Work instructions:
Type out the complete listing below word for word, without its pictures.

Figure content listings:
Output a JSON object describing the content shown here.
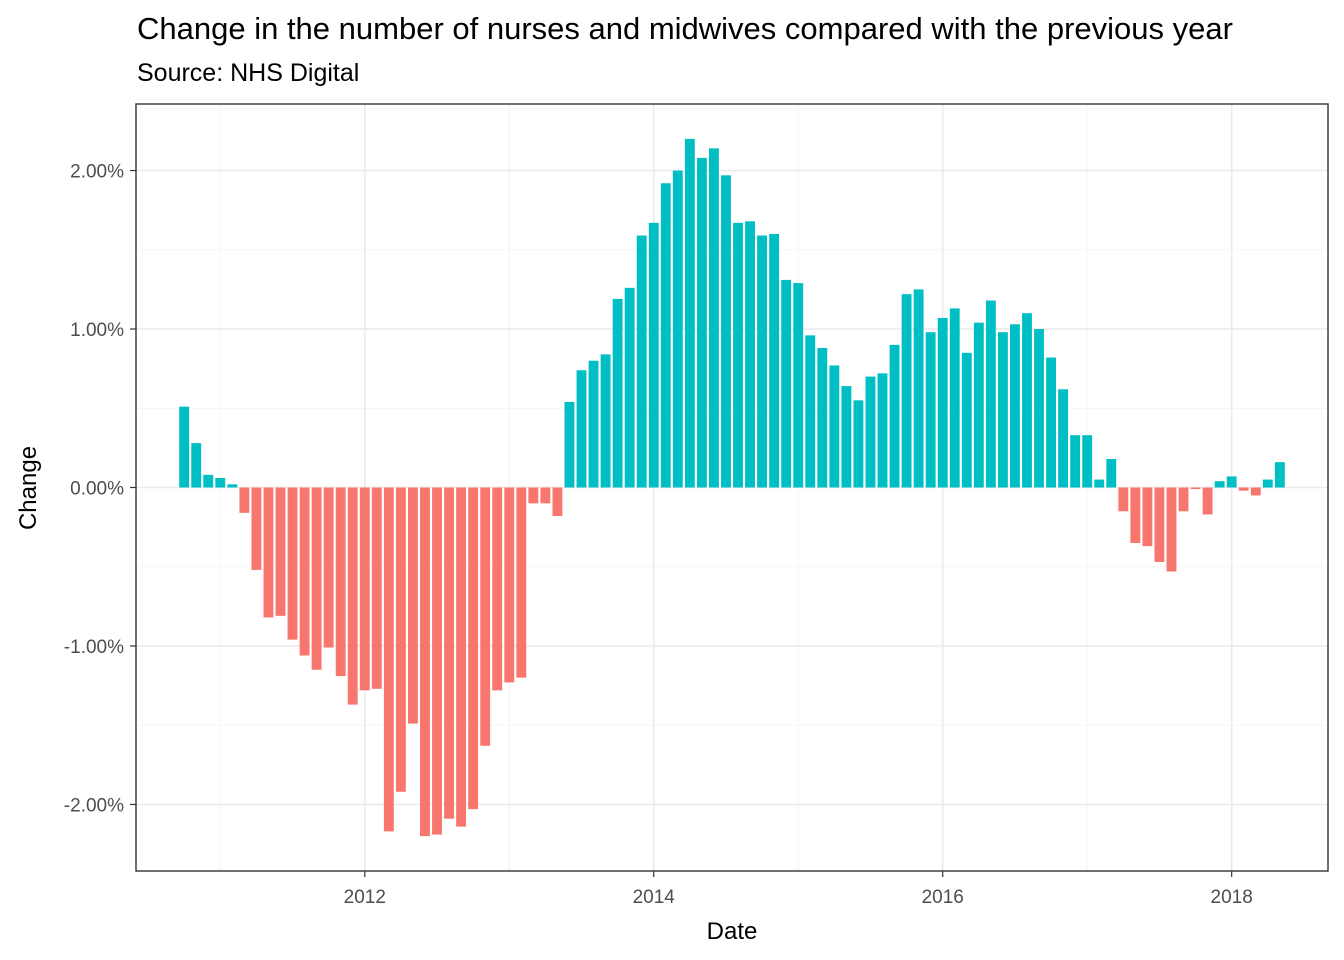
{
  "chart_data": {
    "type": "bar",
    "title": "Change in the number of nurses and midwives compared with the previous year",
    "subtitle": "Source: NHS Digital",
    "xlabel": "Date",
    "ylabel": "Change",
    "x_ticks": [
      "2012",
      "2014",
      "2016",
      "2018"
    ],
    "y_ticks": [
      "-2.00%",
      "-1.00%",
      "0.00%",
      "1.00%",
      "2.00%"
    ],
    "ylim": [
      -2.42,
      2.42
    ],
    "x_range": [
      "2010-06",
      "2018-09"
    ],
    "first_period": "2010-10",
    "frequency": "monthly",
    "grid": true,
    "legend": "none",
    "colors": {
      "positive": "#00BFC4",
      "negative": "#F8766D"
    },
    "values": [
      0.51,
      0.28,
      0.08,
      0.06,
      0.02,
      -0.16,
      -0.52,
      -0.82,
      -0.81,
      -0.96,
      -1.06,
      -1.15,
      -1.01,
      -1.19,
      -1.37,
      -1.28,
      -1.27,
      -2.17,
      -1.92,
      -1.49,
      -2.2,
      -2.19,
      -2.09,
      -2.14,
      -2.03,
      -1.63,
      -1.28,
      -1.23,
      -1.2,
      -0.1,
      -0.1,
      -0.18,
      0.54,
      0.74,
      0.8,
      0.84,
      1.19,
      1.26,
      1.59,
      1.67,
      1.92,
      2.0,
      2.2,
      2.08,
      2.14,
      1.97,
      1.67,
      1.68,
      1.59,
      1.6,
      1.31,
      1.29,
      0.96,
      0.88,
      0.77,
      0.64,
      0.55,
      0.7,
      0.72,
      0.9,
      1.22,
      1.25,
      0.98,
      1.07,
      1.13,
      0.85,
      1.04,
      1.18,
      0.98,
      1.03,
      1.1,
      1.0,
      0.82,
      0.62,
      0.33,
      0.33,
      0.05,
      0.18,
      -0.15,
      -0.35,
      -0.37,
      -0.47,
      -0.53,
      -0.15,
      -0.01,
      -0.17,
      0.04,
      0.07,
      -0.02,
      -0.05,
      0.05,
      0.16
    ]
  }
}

Worked solution:
Output a JSON object describing the content shown here.
{
  "chart_data": {
    "type": "bar",
    "title": "Change in the number of nurses and midwives compared with the previous year",
    "subtitle": "Source: NHS Digital",
    "xlabel": "Date",
    "ylabel": "Change",
    "x_ticks": [
      "2012",
      "2014",
      "2016",
      "2018"
    ],
    "y_ticks": [
      "-2.00%",
      "-1.00%",
      "0.00%",
      "1.00%",
      "2.00%"
    ],
    "ylim": [
      -2.42,
      2.42
    ],
    "x_range": [
      "2010-06",
      "2018-09"
    ],
    "first_period": "2010-10",
    "frequency": "monthly",
    "grid": true,
    "legend": "none",
    "colors": {
      "positive": "#00BFC4",
      "negative": "#F8766D"
    },
    "values": [
      0.51,
      0.28,
      0.08,
      0.06,
      0.02,
      -0.16,
      -0.52,
      -0.82,
      -0.81,
      -0.96,
      -1.06,
      -1.15,
      -1.01,
      -1.19,
      -1.37,
      -1.28,
      -1.27,
      -2.17,
      -1.92,
      -1.49,
      -2.2,
      -2.19,
      -2.09,
      -2.14,
      -2.03,
      -1.63,
      -1.28,
      -1.23,
      -1.2,
      -0.1,
      -0.1,
      -0.18,
      0.54,
      0.74,
      0.8,
      0.84,
      1.19,
      1.26,
      1.59,
      1.67,
      1.92,
      2.0,
      2.2,
      2.08,
      2.14,
      1.97,
      1.67,
      1.68,
      1.59,
      1.6,
      1.31,
      1.29,
      0.96,
      0.88,
      0.77,
      0.64,
      0.55,
      0.7,
      0.72,
      0.9,
      1.22,
      1.25,
      0.98,
      1.07,
      1.13,
      0.85,
      1.04,
      1.18,
      0.98,
      1.03,
      1.1,
      1.0,
      0.82,
      0.62,
      0.33,
      0.33,
      0.05,
      0.18,
      -0.15,
      -0.35,
      -0.37,
      -0.47,
      -0.53,
      -0.15,
      -0.01,
      -0.17,
      0.04,
      0.07,
      -0.02,
      -0.05,
      0.05,
      0.16
    ]
  }
}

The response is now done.